[Begin]
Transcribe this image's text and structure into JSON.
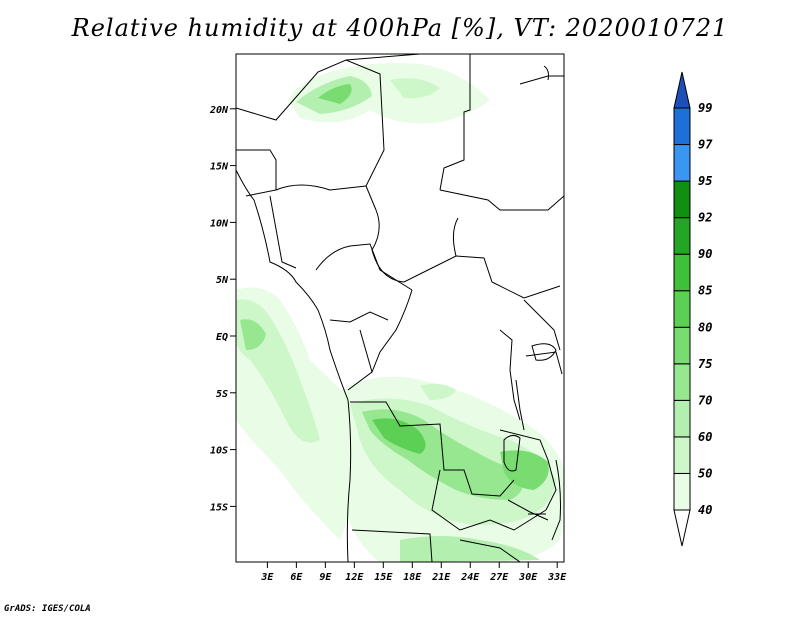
{
  "title": "Relative humidity at 400hPa [%], VT: 2020010721",
  "credit": "GrADS: IGES/COLA",
  "map": {
    "lat_ticks": [
      {
        "lat": 20,
        "label": "20N"
      },
      {
        "lat": 15,
        "label": "15N"
      },
      {
        "lat": 10,
        "label": "10N"
      },
      {
        "lat": 5,
        "label": "5N"
      },
      {
        "lat": 0,
        "label": "EQ"
      },
      {
        "lat": -5,
        "label": "5S"
      },
      {
        "lat": -10,
        "label": "10S"
      },
      {
        "lat": -15,
        "label": "15S"
      }
    ],
    "lon_ticks": [
      {
        "lon": 3,
        "label": "3E"
      },
      {
        "lon": 6,
        "label": "6E"
      },
      {
        "lon": 9,
        "label": "9E"
      },
      {
        "lon": 12,
        "label": "12E"
      },
      {
        "lon": 15,
        "label": "15E"
      },
      {
        "lon": 18,
        "label": "18E"
      },
      {
        "lon": 21,
        "label": "21E"
      },
      {
        "lon": 24,
        "label": "24E"
      },
      {
        "lon": 27,
        "label": "27E"
      },
      {
        "lon": 30,
        "label": "30E"
      },
      {
        "lon": 33,
        "label": "33E"
      }
    ]
  },
  "colorbar": {
    "levels": [
      "40",
      "50",
      "60",
      "70",
      "75",
      "80",
      "85",
      "90",
      "92",
      "95",
      "97",
      "99"
    ],
    "colors": [
      "#ffffff",
      "#e8fce6",
      "#cdf6c9",
      "#b3efae",
      "#96e78f",
      "#78dc70",
      "#5ccf55",
      "#3fbf3a",
      "#24a524",
      "#128e12",
      "#3a96f0",
      "#1f6fd8",
      "#1c4fb8"
    ]
  }
}
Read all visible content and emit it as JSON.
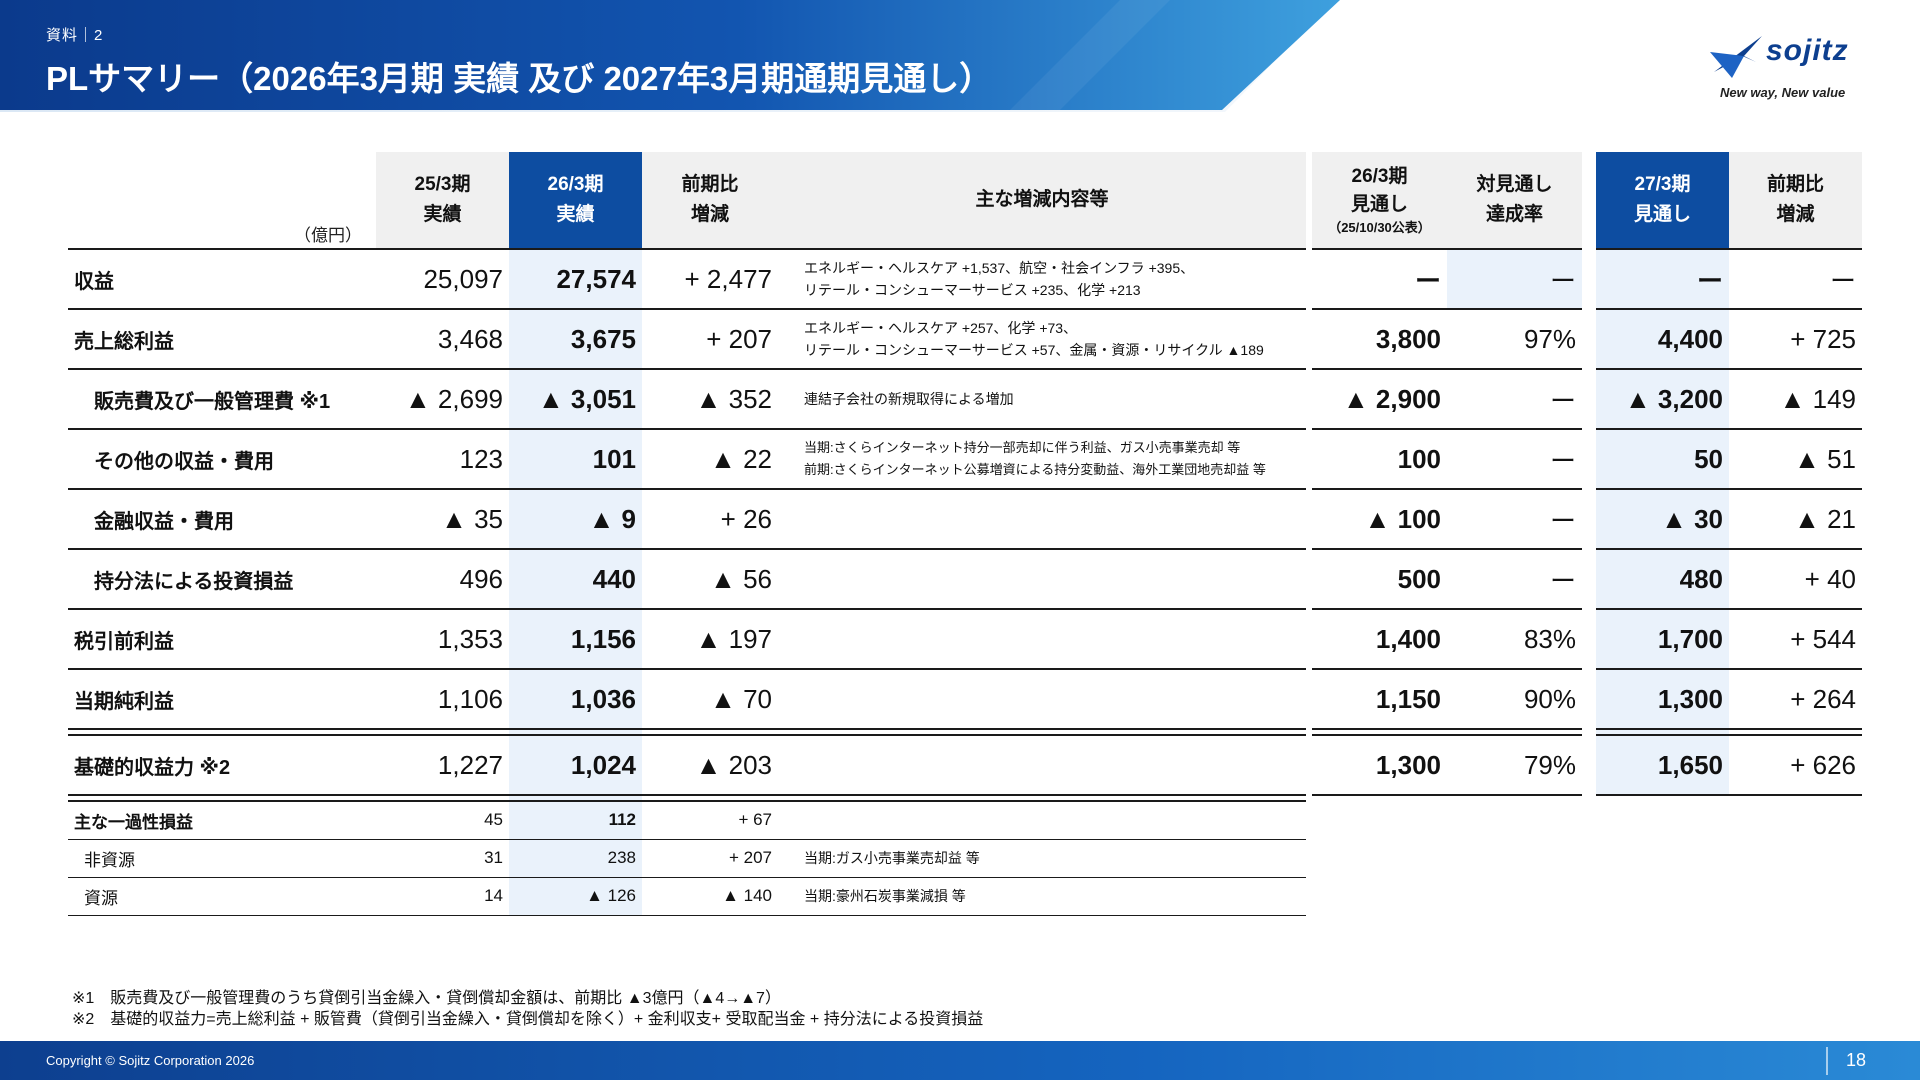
{
  "header": {
    "doc_label": "資料｜2",
    "title": "PLサマリー（2026年3月期 実績 及び 2027年3月期通期見通し）"
  },
  "logo": {
    "wordmark": "sojitz",
    "tagline": "New way, New value",
    "icon": "sojitz-logo-mark"
  },
  "table": {
    "unit": "（億円）",
    "headers": {
      "fy25": [
        "25/3期",
        "実績"
      ],
      "fy26": [
        "26/3期",
        "実績"
      ],
      "yoy": [
        "前期比",
        "増減"
      ],
      "notes": "主な増減内容等",
      "fc26": [
        "26/3期",
        "見通し"
      ],
      "fc26_sub": "（25/10/30公表）",
      "rate": [
        "対見通し",
        "達成率"
      ],
      "fc27": [
        "27/3期",
        "見通し"
      ],
      "yoy27": [
        "前期比",
        "増減"
      ]
    },
    "rows": [
      {
        "label": "収益",
        "fy25": "25,097",
        "fy26": "27,574",
        "yoy": "+ 2,477",
        "note1": "エネルギー・ヘルスケア +1,537、航空・社会インフラ +395、",
        "note2": "リテール・コンシューマーサービス +235、化学 +213",
        "fc26": "ー",
        "rate": "ー",
        "fc27": "ー",
        "yoy27": "ー"
      },
      {
        "label": "売上総利益",
        "fy25": "3,468",
        "fy26": "3,675",
        "yoy": "+ 207",
        "note1": "エネルギー・ヘルスケア +257、化学 +73、",
        "note2": "リテール・コンシューマーサービス +57、金属・資源・リサイクル ▲189",
        "fc26": "3,800",
        "rate": "97%",
        "fc27": "4,400",
        "yoy27": "+ 725"
      },
      {
        "label": "販売費及び一般管理費 ※1",
        "fy25": "▲ 2,699",
        "fy26": "▲ 3,051",
        "yoy": "▲ 352",
        "note1": "連結子会社の新規取得による増加",
        "note2": "",
        "fc26": "▲ 2,900",
        "rate": "ー",
        "fc27": "▲ 3,200",
        "yoy27": "▲ 149"
      },
      {
        "label": "その他の収益・費用",
        "fy25": "123",
        "fy26": "101",
        "yoy": "▲ 22",
        "note1": "当期:さくらインターネット持分一部売却に伴う利益、ガス小売事業売却 等",
        "note2": "前期:さくらインターネット公募増資による持分変動益、海外工業団地売却益 等",
        "fc26": "100",
        "rate": "ー",
        "fc27": "50",
        "yoy27": "▲ 51"
      },
      {
        "label": "金融収益・費用",
        "fy25": "▲ 35",
        "fy26": "▲ 9",
        "yoy": "+ 26",
        "note1": "",
        "note2": "",
        "fc26": "▲ 100",
        "rate": "ー",
        "fc27": "▲ 30",
        "yoy27": "▲ 21"
      },
      {
        "label": "持分法による投資損益",
        "fy25": "496",
        "fy26": "440",
        "yoy": "▲ 56",
        "note1": "",
        "note2": "",
        "fc26": "500",
        "rate": "ー",
        "fc27": "480",
        "yoy27": "+ 40"
      },
      {
        "label": "税引前利益",
        "fy25": "1,353",
        "fy26": "1,156",
        "yoy": "▲ 197",
        "note1": "",
        "note2": "",
        "fc26": "1,400",
        "rate": "83%",
        "fc27": "1,700",
        "yoy27": "+ 544"
      },
      {
        "label": "当期純利益",
        "fy25": "1,106",
        "fy26": "1,036",
        "yoy": "▲ 70",
        "note1": "",
        "note2": "",
        "fc26": "1,150",
        "rate": "90%",
        "fc27": "1,300",
        "yoy27": "+ 264"
      },
      {
        "label": "基礎的収益力 ※2",
        "fy25": "1,227",
        "fy26": "1,024",
        "yoy": "▲ 203",
        "note1": "",
        "note2": "",
        "fc26": "1,300",
        "rate": "79%",
        "fc27": "1,650",
        "yoy27": "+ 626"
      }
    ],
    "one_off": [
      {
        "label": "主な一過性損益",
        "fy25": "45",
        "fy26": "112",
        "yoy": "+ 67",
        "note": ""
      },
      {
        "label": "非資源",
        "fy25": "31",
        "fy26": "238",
        "yoy": "+ 207",
        "note": "当期:ガス小売事業売却益 等"
      },
      {
        "label": "資源",
        "fy25": "14",
        "fy26": "▲ 126",
        "yoy": "▲ 140",
        "note": "当期:豪州石炭事業減損 等"
      }
    ]
  },
  "footnotes": {
    "n1": "※1　販売費及び一般管理費のうち貸倒引当金繰入・貸倒償却金額は、前期比 ▲3億円（▲4→▲7）",
    "n2": "※2　基礎的収益力=売上総利益 + 販管費（貸倒引当金繰入・貸倒償却を除く）+ 金利収支+ 受取配当金 + 持分法による投資損益"
  },
  "footer": {
    "copyright": "Copyright © Sojitz Corporation 2026",
    "page": "18"
  },
  "colors": {
    "navy": "#0d3f8f",
    "header_blue": "#0d4da1",
    "tint": "#eaf2fb",
    "header_gray": "#f0f0f0"
  }
}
[End]
◆ **PROBLEM TO WORK ON**
Restate the whole listing above exactly, except for its images.

◆ **ANSWER TO THIS EXERCISE**
Transcribe this image's text and structure into JSON.
{
  "title": "Relative humidity at 400hPa [%], VT: 2020010721",
  "credit": "GrADS: IGES/COLA",
  "map": {
    "lat_ticks": [
      {
        "lat": 20,
        "label": "20N"
      },
      {
        "lat": 15,
        "label": "15N"
      },
      {
        "lat": 10,
        "label": "10N"
      },
      {
        "lat": 5,
        "label": "5N"
      },
      {
        "lat": 0,
        "label": "EQ"
      },
      {
        "lat": -5,
        "label": "5S"
      },
      {
        "lat": -10,
        "label": "10S"
      },
      {
        "lat": -15,
        "label": "15S"
      }
    ],
    "lon_ticks": [
      {
        "lon": 3,
        "label": "3E"
      },
      {
        "lon": 6,
        "label": "6E"
      },
      {
        "lon": 9,
        "label": "9E"
      },
      {
        "lon": 12,
        "label": "12E"
      },
      {
        "lon": 15,
        "label": "15E"
      },
      {
        "lon": 18,
        "label": "18E"
      },
      {
        "lon": 21,
        "label": "21E"
      },
      {
        "lon": 24,
        "label": "24E"
      },
      {
        "lon": 27,
        "label": "27E"
      },
      {
        "lon": 30,
        "label": "30E"
      },
      {
        "lon": 33,
        "label": "33E"
      }
    ]
  },
  "colorbar": {
    "levels": [
      "40",
      "50",
      "60",
      "70",
      "75",
      "80",
      "85",
      "90",
      "92",
      "95",
      "97",
      "99"
    ],
    "colors": [
      "#ffffff",
      "#e8fce6",
      "#cdf6c9",
      "#b3efae",
      "#96e78f",
      "#78dc70",
      "#5ccf55",
      "#3fbf3a",
      "#24a524",
      "#128e12",
      "#3a96f0",
      "#1f6fd8",
      "#1c4fb8"
    ]
  }
}
Read all visible content and emit it as JSON.
{
  "header": {
    "doc_label": "資料｜2",
    "title": "PLサマリー（2026年3月期 実績 及び 2027年3月期通期見通し）"
  },
  "logo": {
    "wordmark": "sojitz",
    "tagline": "New way, New value",
    "icon": "sojitz-logo-mark"
  },
  "table": {
    "unit": "（億円）",
    "headers": {
      "fy25": [
        "25/3期",
        "実績"
      ],
      "fy26": [
        "26/3期",
        "実績"
      ],
      "yoy": [
        "前期比",
        "増減"
      ],
      "notes": "主な増減内容等",
      "fc26": [
        "26/3期",
        "見通し"
      ],
      "fc26_sub": "（25/10/30公表）",
      "rate": [
        "対見通し",
        "達成率"
      ],
      "fc27": [
        "27/3期",
        "見通し"
      ],
      "yoy27": [
        "前期比",
        "増減"
      ]
    },
    "rows": [
      {
        "label": "収益",
        "fy25": "25,097",
        "fy26": "27,574",
        "yoy": "+ 2,477",
        "note1": "エネルギー・ヘルスケア +1,537、航空・社会インフラ +395、",
        "note2": "リテール・コンシューマーサービス +235、化学 +213",
        "fc26": "ー",
        "rate": "ー",
        "fc27": "ー",
        "yoy27": "ー"
      },
      {
        "label": "売上総利益",
        "fy25": "3,468",
        "fy26": "3,675",
        "yoy": "+ 207",
        "note1": "エネルギー・ヘルスケア +257、化学 +73、",
        "note2": "リテール・コンシューマーサービス +57、金属・資源・リサイクル ▲189",
        "fc26": "3,800",
        "rate": "97%",
        "fc27": "4,400",
        "yoy27": "+ 725"
      },
      {
        "label": "販売費及び一般管理費 ※1",
        "fy25": "▲ 2,699",
        "fy26": "▲ 3,051",
        "yoy": "▲ 352",
        "note1": "連結子会社の新規取得による増加",
        "note2": "",
        "fc26": "▲ 2,900",
        "rate": "ー",
        "fc27": "▲ 3,200",
        "yoy27": "▲ 149"
      },
      {
        "label": "その他の収益・費用",
        "fy25": "123",
        "fy26": "101",
        "yoy": "▲ 22",
        "note1": "当期:さくらインターネット持分一部売却に伴う利益、ガス小売事業売却 等",
        "note2": "前期:さくらインターネット公募増資による持分変動益、海外工業団地売却益 等",
        "fc26": "100",
        "rate": "ー",
        "fc27": "50",
        "yoy27": "▲ 51"
      },
      {
        "label": "金融収益・費用",
        "fy25": "▲ 35",
        "fy26": "▲ 9",
        "yoy": "+ 26",
        "note1": "",
        "note2": "",
        "fc26": "▲ 100",
        "rate": "ー",
        "fc27": "▲ 30",
        "yoy27": "▲ 21"
      },
      {
        "label": "持分法による投資損益",
        "fy25": "496",
        "fy26": "440",
        "yoy": "▲ 56",
        "note1": "",
        "note2": "",
        "fc26": "500",
        "rate": "ー",
        "fc27": "480",
        "yoy27": "+ 40"
      },
      {
        "label": "税引前利益",
        "fy25": "1,353",
        "fy26": "1,156",
        "yoy": "▲ 197",
        "note1": "",
        "note2": "",
        "fc26": "1,400",
        "rate": "83%",
        "fc27": "1,700",
        "yoy27": "+ 544"
      },
      {
        "label": "当期純利益",
        "fy25": "1,106",
        "fy26": "1,036",
        "yoy": "▲ 70",
        "note1": "",
        "note2": "",
        "fc26": "1,150",
        "rate": "90%",
        "fc27": "1,300",
        "yoy27": "+ 264"
      },
      {
        "label": "基礎的収益力 ※2",
        "fy25": "1,227",
        "fy26": "1,024",
        "yoy": "▲ 203",
        "note1": "",
        "note2": "",
        "fc26": "1,300",
        "rate": "79%",
        "fc27": "1,650",
        "yoy27": "+ 626"
      }
    ],
    "one_off": [
      {
        "label": "主な一過性損益",
        "fy25": "45",
        "fy26": "112",
        "yoy": "+ 67",
        "note": ""
      },
      {
        "label": "非資源",
        "fy25": "31",
        "fy26": "238",
        "yoy": "+ 207",
        "note": "当期:ガス小売事業売却益 等"
      },
      {
        "label": "資源",
        "fy25": "14",
        "fy26": "▲ 126",
        "yoy": "▲ 140",
        "note": "当期:豪州石炭事業減損 等"
      }
    ]
  },
  "footnotes": {
    "n1": "※1　販売費及び一般管理費のうち貸倒引当金繰入・貸倒償却金額は、前期比 ▲3億円（▲4→▲7）",
    "n2": "※2　基礎的収益力=売上総利益 + 販管費（貸倒引当金繰入・貸倒償却を除く）+ 金利収支+ 受取配当金 + 持分法による投資損益"
  },
  "footer": {
    "copyright": "Copyright © Sojitz Corporation 2026",
    "page": "18"
  },
  "colors": {
    "navy": "#0d3f8f",
    "header_blue": "#0d4da1",
    "tint": "#eaf2fb",
    "header_gray": "#f0f0f0"
  }
}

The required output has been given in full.